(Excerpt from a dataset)
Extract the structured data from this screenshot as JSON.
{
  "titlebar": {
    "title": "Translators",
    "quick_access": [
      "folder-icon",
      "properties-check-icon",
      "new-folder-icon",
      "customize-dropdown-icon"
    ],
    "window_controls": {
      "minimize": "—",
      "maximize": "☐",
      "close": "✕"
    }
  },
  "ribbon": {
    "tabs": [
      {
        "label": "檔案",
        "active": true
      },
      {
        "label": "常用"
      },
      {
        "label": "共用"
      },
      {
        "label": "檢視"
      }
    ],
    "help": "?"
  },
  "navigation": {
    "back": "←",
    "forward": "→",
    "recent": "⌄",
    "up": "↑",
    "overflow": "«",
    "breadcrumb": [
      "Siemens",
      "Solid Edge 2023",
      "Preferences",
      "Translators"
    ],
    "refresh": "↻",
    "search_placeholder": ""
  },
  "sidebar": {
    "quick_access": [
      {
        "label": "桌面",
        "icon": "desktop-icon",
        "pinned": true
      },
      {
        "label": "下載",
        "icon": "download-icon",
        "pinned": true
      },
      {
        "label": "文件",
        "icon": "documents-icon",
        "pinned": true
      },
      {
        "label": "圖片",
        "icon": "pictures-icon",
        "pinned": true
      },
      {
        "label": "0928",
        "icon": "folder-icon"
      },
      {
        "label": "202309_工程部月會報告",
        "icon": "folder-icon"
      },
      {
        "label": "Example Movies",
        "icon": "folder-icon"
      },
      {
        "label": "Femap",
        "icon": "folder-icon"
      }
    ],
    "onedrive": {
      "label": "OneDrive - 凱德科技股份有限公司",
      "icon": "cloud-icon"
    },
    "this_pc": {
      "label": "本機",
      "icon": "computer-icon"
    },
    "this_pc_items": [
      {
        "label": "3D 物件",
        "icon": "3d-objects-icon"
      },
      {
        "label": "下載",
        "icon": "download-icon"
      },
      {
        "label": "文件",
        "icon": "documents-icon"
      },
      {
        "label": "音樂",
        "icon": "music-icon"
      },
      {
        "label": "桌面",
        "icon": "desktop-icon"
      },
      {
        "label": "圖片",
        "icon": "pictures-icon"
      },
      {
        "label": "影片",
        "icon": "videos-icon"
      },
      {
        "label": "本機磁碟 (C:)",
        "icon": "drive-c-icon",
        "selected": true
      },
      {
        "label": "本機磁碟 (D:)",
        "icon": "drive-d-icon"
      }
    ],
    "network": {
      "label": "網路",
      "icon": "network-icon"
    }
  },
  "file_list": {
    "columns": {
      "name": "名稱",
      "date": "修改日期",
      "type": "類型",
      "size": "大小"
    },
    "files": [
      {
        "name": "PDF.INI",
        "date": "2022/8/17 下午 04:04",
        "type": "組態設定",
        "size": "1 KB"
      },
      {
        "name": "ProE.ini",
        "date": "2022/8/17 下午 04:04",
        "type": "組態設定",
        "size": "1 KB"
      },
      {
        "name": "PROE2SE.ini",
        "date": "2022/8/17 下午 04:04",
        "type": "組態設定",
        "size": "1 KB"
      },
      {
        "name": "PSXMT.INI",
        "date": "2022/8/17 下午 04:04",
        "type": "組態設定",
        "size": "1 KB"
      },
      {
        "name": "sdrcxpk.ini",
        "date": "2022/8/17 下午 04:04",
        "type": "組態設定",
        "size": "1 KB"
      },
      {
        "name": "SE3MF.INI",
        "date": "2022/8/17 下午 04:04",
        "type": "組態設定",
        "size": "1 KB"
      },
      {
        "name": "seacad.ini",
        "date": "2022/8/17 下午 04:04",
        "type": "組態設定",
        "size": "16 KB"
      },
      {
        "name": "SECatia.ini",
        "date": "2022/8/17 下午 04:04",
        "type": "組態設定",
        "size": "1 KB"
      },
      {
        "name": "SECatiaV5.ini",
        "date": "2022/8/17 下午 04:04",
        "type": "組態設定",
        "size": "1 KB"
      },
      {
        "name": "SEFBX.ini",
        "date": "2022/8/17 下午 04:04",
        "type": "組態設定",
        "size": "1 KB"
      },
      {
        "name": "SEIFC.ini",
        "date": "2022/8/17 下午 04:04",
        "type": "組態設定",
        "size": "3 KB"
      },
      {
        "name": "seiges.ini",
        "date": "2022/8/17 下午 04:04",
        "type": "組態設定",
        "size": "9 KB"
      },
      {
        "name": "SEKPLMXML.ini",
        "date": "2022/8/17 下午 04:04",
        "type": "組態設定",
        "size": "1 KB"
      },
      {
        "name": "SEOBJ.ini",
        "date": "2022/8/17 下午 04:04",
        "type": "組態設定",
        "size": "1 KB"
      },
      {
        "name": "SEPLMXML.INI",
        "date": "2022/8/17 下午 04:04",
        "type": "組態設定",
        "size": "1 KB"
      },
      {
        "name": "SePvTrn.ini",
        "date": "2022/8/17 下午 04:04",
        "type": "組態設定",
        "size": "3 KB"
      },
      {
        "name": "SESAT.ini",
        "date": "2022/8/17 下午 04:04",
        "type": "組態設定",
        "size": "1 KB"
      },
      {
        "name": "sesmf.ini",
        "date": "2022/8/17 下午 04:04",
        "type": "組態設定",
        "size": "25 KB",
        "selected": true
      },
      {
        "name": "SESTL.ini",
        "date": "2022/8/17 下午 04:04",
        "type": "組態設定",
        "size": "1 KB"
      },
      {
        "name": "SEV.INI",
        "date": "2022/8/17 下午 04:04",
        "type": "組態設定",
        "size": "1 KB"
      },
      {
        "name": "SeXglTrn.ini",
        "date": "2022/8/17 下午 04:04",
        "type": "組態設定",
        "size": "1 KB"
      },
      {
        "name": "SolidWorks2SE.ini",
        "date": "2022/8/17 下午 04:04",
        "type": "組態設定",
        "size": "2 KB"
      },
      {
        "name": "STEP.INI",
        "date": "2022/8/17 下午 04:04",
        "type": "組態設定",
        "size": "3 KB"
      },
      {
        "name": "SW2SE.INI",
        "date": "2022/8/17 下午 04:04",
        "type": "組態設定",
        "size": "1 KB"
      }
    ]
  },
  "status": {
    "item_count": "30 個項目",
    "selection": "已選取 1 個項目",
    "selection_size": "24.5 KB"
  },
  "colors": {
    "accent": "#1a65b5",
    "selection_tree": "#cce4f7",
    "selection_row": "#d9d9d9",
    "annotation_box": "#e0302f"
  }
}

- _PROBLEM_
Take the listing above and write it out again exactly.

- _COMPLETED TASK_
Extract the structured data from this screenshot as JSON.
{
  "titlebar": {
    "title": "Translators",
    "quick_access": [
      "folder-icon",
      "properties-check-icon",
      "new-folder-icon",
      "customize-dropdown-icon"
    ],
    "window_controls": {
      "minimize": "—",
      "maximize": "☐",
      "close": "✕"
    }
  },
  "ribbon": {
    "tabs": [
      {
        "label": "檔案",
        "active": true
      },
      {
        "label": "常用"
      },
      {
        "label": "共用"
      },
      {
        "label": "檢視"
      }
    ],
    "help": "?"
  },
  "navigation": {
    "back": "←",
    "forward": "→",
    "recent": "⌄",
    "up": "↑",
    "overflow": "«",
    "breadcrumb": [
      "Siemens",
      "Solid Edge 2023",
      "Preferences",
      "Translators"
    ],
    "refresh": "↻",
    "search_placeholder": ""
  },
  "sidebar": {
    "quick_access": [
      {
        "label": "桌面",
        "icon": "desktop-icon",
        "pinned": true
      },
      {
        "label": "下載",
        "icon": "download-icon",
        "pinned": true
      },
      {
        "label": "文件",
        "icon": "documents-icon",
        "pinned": true
      },
      {
        "label": "圖片",
        "icon": "pictures-icon",
        "pinned": true
      },
      {
        "label": "0928",
        "icon": "folder-icon"
      },
      {
        "label": "202309_工程部月會報告",
        "icon": "folder-icon"
      },
      {
        "label": "Example Movies",
        "icon": "folder-icon"
      },
      {
        "label": "Femap",
        "icon": "folder-icon"
      }
    ],
    "onedrive": {
      "label": "OneDrive - 凱德科技股份有限公司",
      "icon": "cloud-icon"
    },
    "this_pc": {
      "label": "本機",
      "icon": "computer-icon"
    },
    "this_pc_items": [
      {
        "label": "3D 物件",
        "icon": "3d-objects-icon"
      },
      {
        "label": "下載",
        "icon": "download-icon"
      },
      {
        "label": "文件",
        "icon": "documents-icon"
      },
      {
        "label": "音樂",
        "icon": "music-icon"
      },
      {
        "label": "桌面",
        "icon": "desktop-icon"
      },
      {
        "label": "圖片",
        "icon": "pictures-icon"
      },
      {
        "label": "影片",
        "icon": "videos-icon"
      },
      {
        "label": "本機磁碟 (C:)",
        "icon": "drive-c-icon",
        "selected": true
      },
      {
        "label": "本機磁碟 (D:)",
        "icon": "drive-d-icon"
      }
    ],
    "network": {
      "label": "網路",
      "icon": "network-icon"
    }
  },
  "file_list": {
    "columns": {
      "name": "名稱",
      "date": "修改日期",
      "type": "類型",
      "size": "大小"
    },
    "files": [
      {
        "name": "PDF.INI",
        "date": "2022/8/17 下午 04:04",
        "type": "組態設定",
        "size": "1 KB"
      },
      {
        "name": "ProE.ini",
        "date": "2022/8/17 下午 04:04",
        "type": "組態設定",
        "size": "1 KB"
      },
      {
        "name": "PROE2SE.ini",
        "date": "2022/8/17 下午 04:04",
        "type": "組態設定",
        "size": "1 KB"
      },
      {
        "name": "PSXMT.INI",
        "date": "2022/8/17 下午 04:04",
        "type": "組態設定",
        "size": "1 KB"
      },
      {
        "name": "sdrcxpk.ini",
        "date": "2022/8/17 下午 04:04",
        "type": "組態設定",
        "size": "1 KB"
      },
      {
        "name": "SE3MF.INI",
        "date": "2022/8/17 下午 04:04",
        "type": "組態設定",
        "size": "1 KB"
      },
      {
        "name": "seacad.ini",
        "date": "2022/8/17 下午 04:04",
        "type": "組態設定",
        "size": "16 KB"
      },
      {
        "name": "SECatia.ini",
        "date": "2022/8/17 下午 04:04",
        "type": "組態設定",
        "size": "1 KB"
      },
      {
        "name": "SECatiaV5.ini",
        "date": "2022/8/17 下午 04:04",
        "type": "組態設定",
        "size": "1 KB"
      },
      {
        "name": "SEFBX.ini",
        "date": "2022/8/17 下午 04:04",
        "type": "組態設定",
        "size": "1 KB"
      },
      {
        "name": "SEIFC.ini",
        "date": "2022/8/17 下午 04:04",
        "type": "組態設定",
        "size": "3 KB"
      },
      {
        "name": "seiges.ini",
        "date": "2022/8/17 下午 04:04",
        "type": "組態設定",
        "size": "9 KB"
      },
      {
        "name": "SEKPLMXML.ini",
        "date": "2022/8/17 下午 04:04",
        "type": "組態設定",
        "size": "1 KB"
      },
      {
        "name": "SEOBJ.ini",
        "date": "2022/8/17 下午 04:04",
        "type": "組態設定",
        "size": "1 KB"
      },
      {
        "name": "SEPLMXML.INI",
        "date": "2022/8/17 下午 04:04",
        "type": "組態設定",
        "size": "1 KB"
      },
      {
        "name": "SePvTrn.ini",
        "date": "2022/8/17 下午 04:04",
        "type": "組態設定",
        "size": "3 KB"
      },
      {
        "name": "SESAT.ini",
        "date": "2022/8/17 下午 04:04",
        "type": "組態設定",
        "size": "1 KB"
      },
      {
        "name": "sesmf.ini",
        "date": "2022/8/17 下午 04:04",
        "type": "組態設定",
        "size": "25 KB",
        "selected": true
      },
      {
        "name": "SESTL.ini",
        "date": "2022/8/17 下午 04:04",
        "type": "組態設定",
        "size": "1 KB"
      },
      {
        "name": "SEV.INI",
        "date": "2022/8/17 下午 04:04",
        "type": "組態設定",
        "size": "1 KB"
      },
      {
        "name": "SeXglTrn.ini",
        "date": "2022/8/17 下午 04:04",
        "type": "組態設定",
        "size": "1 KB"
      },
      {
        "name": "SolidWorks2SE.ini",
        "date": "2022/8/17 下午 04:04",
        "type": "組態設定",
        "size": "2 KB"
      },
      {
        "name": "STEP.INI",
        "date": "2022/8/17 下午 04:04",
        "type": "組態設定",
        "size": "3 KB"
      },
      {
        "name": "SW2SE.INI",
        "date": "2022/8/17 下午 04:04",
        "type": "組態設定",
        "size": "1 KB"
      }
    ]
  },
  "status": {
    "item_count": "30 個項目",
    "selection": "已選取 1 個項目",
    "selection_size": "24.5 KB"
  },
  "colors": {
    "accent": "#1a65b5",
    "selection_tree": "#cce4f7",
    "selection_row": "#d9d9d9",
    "annotation_box": "#e0302f"
  }
}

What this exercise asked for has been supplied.